Brief a:
According to the Proposition 8 passage, what share of LDS contributions came from outside California?

In 2008, Proposition 8 passed. Proposition 8 led to arguments with friends, my Alpine neighbors and even my wife. Today, when I see a car with a YES ON PROPOSITION 8 bumper sticker, I have to fight myself from throwing them the finger and yelling VAFFANCULO, STRONZO REPUBBLICANO.

Proponents of the constitutional amendment argued that exclusively heterosexual marriage was “an essential institution of society,” “Marriage will be ruined if it is extended to gays and lesbians,” argued the YES a**holes. Same-sex marriage didn’t negatively impacted my marriage, nor anyone else’s marriage I knew.

Opponents argued that “the freedom to marry is fundamental to our society,” and that the California constitution “should guarantee the same freedom and rights to everyone.” The passing of Proposition 8 created one set of rules and laws for gay and lesbian couples and another set for everyone else.”  Equality under the law lost its legitimacy in my eyes.

What angered me the most was the active involvement of the Roman Catholic Church and the Church of Latter-Day Saints among other churches. The Roman Catholic Church, as well as its lay fraternal organization, the Knights of Columbus, firmly supported Proposition 8. The Mormon Church announced its support of Proposition 8 in a letter to all Mormon congregations in California to “do all you can to support the proposed constitutional amendment by donating of your means and time.” About 45 percent of LDS contributions came from outside the state of California. Other religious organizations that supported Proposition 8 include the Union of Orthodox Jewish Congregations of America the Eastern Orthodox Church, and Evangelical Christians. Rick Warren, pastor of Saddleback Church and the pastor at Obama’s inauguration, also backed the measure.

Millions of dollars were spent, not to erase poverty or illness, but on a homophobic political measure.

Churches have the right to select the rules of marriage. If that means the exclusive union of a man and woman, that’s fine with me. Churches, on the other hand, have no business pushing an agenda for the state, at least in the United States.

If we were in Italy, I could accept the intrusion of the Roman Catholic Church in state affairs. For decades, the Italian state followed the lead of the Vatican for divorce and abortion. Crucifixes in public school classrooms in Italy are an example of the Vatican’s influence in state affairs.

Brief b:
Can you convert the entries into a JSON list of strings, one string per line with blank lines omitted? Start at the first line of the entries and go through the line containing "44, 71, 58]".

Data for the task:
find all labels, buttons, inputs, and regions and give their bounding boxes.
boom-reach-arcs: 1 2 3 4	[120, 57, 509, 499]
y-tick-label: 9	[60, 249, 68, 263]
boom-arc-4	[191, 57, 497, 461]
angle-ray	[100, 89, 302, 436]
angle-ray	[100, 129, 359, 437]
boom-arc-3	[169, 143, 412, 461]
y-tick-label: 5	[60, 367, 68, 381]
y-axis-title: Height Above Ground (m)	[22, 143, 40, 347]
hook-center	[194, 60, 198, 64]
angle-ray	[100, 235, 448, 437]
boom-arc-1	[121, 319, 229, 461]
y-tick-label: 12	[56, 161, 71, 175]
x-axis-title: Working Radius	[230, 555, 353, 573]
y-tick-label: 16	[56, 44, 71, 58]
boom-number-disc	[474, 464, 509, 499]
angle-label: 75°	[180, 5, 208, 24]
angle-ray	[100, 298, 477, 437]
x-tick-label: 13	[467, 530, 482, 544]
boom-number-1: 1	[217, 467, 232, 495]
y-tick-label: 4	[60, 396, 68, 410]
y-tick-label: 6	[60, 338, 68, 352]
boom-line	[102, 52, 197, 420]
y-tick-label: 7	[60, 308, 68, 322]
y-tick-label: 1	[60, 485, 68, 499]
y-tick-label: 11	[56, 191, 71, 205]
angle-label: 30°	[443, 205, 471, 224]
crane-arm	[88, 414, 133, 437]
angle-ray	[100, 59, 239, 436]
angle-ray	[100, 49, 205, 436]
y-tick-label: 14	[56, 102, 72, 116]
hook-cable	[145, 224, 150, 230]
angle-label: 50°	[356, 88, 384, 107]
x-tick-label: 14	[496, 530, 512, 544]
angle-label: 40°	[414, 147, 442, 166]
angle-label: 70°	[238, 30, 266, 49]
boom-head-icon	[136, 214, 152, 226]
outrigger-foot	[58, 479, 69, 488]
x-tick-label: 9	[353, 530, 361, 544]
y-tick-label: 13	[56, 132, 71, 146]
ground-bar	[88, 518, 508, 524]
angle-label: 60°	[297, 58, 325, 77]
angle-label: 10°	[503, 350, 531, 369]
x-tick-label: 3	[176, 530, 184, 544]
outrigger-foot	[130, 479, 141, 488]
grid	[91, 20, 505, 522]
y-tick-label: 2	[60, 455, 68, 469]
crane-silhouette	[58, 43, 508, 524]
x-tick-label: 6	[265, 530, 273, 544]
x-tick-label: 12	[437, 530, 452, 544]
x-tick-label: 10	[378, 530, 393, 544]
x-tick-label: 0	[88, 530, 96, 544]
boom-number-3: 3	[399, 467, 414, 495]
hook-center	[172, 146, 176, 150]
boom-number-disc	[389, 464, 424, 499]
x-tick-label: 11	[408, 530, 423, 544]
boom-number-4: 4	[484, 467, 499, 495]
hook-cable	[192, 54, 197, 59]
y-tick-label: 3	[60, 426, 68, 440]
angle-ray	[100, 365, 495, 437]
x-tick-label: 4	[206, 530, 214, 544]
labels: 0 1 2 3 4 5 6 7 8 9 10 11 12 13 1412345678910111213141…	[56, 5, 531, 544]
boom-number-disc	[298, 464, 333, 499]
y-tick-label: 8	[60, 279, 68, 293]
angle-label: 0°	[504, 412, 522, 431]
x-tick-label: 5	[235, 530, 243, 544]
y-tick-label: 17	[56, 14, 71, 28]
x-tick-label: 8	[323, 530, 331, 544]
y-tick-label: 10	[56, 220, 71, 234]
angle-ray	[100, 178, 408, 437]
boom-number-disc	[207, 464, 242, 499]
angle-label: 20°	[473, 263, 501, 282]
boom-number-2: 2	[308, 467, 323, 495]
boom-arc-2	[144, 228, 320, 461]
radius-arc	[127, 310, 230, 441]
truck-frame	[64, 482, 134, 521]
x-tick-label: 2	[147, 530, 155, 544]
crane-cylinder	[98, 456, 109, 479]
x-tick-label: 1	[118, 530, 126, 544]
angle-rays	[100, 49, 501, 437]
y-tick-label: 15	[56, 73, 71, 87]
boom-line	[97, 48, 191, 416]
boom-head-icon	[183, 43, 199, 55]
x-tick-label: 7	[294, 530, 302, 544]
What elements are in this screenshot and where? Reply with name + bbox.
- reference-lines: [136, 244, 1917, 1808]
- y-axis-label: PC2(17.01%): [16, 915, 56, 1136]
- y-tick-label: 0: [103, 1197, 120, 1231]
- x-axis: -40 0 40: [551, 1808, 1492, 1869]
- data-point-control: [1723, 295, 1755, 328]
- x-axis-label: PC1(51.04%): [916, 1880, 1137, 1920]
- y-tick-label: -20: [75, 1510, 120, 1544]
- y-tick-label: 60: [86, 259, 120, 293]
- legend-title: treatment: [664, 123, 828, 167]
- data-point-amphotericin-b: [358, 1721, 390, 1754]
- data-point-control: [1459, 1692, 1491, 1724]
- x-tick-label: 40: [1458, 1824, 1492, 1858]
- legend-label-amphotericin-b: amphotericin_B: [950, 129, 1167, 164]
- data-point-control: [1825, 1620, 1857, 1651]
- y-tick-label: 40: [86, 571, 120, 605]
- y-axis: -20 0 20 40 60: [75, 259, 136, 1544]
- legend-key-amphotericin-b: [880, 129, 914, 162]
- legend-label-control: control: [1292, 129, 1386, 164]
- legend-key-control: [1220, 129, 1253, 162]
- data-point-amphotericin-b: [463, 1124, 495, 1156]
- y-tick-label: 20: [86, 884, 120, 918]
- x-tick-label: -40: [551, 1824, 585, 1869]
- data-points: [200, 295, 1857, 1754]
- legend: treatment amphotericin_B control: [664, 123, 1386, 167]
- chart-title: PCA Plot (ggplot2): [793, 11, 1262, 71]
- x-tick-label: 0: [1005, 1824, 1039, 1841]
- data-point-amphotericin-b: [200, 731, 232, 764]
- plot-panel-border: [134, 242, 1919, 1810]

Written response a:
About 45 percent.

Written response b:
[
  "find all labels, buttons, inputs, and regions and give their bounding boxes.",
  "boom-reach-arcs: 1 2 3 4\t[120, 57, 509, 499]",
  "y-tick-label: 9\t[60, 249, 68, 263]",
  "boom-arc-4\t[191, 57, 497, 461]",
  "angle-ray\t[100, 89, 302, 436]",
  "angle-ray\t[100, 129, 359, 437]",
  "boom-arc-3\t[169, 143, 412, 461]",
  "y-tick-label: 5\t[60, 367, 68, 381]",
  "y-axis-title: Height Above Ground (m)\t[22, 143, 40, 347]",
  "hook-center\t[194, 60, 198, 64]",
  "angle-ray\t[100, 235, 448, 437]",
  "boom-arc-1\t[121, 319, 229, 461]",
  "y-tick-label: 12\t[56, 161, 71, 175]",
  "x-axis-title: Working Radius\t[230, 555, 353, 573]",
  "y-tick-label: 16\t[56, 44, 71, 58]"
]